[start DATA FOR THE TASK]

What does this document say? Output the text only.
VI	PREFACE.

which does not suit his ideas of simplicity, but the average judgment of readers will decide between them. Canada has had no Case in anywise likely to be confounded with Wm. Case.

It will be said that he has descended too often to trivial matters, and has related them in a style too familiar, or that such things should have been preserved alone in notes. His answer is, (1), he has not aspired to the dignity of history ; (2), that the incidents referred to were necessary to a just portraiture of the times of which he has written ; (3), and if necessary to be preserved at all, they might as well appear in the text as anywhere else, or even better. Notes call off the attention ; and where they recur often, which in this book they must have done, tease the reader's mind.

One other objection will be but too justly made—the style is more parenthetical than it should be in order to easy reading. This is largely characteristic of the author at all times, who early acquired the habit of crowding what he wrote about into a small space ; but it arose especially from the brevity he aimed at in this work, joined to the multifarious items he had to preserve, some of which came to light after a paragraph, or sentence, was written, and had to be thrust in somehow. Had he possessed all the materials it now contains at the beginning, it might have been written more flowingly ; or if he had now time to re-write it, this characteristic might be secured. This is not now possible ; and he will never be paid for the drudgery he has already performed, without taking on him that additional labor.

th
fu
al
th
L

[end DATA FOR THE TASK]

== WHAT NEEDS TO BE DONE ==
What is the number of lines that hold the string "does"? Give it alone.

== WRITTEN RESPONSE ==
2